→ **Problem statement**
Pull every line that holds the word "изложить" from the entries.
# # # # # # #
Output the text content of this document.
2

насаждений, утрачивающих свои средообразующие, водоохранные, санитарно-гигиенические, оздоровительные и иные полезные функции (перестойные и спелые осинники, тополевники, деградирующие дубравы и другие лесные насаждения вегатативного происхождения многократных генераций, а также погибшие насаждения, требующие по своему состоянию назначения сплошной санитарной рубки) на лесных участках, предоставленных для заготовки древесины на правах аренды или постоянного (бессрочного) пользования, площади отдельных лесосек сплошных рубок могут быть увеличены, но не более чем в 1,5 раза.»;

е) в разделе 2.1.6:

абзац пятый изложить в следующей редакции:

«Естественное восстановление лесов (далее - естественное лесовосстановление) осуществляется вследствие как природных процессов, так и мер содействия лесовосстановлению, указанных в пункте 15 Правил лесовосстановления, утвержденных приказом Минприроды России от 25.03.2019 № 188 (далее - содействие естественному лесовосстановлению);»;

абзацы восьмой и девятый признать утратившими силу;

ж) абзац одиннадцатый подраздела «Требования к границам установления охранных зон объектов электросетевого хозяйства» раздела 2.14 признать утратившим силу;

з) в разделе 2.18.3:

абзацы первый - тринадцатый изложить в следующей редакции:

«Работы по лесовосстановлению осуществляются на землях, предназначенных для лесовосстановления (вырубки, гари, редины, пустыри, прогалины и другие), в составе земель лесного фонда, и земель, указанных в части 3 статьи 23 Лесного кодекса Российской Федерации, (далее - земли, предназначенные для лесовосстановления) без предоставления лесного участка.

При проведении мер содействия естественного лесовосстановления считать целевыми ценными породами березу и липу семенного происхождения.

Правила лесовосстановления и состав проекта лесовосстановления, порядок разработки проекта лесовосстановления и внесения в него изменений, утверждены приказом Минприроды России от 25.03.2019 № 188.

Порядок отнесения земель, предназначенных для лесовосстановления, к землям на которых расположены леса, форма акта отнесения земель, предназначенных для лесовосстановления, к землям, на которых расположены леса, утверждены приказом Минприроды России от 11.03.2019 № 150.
# # # # # # #
→ **Exercise response**
абзац пятый изложить в следующей редакции:
абзацы первый - тринадцатый изложить в следующей редакции:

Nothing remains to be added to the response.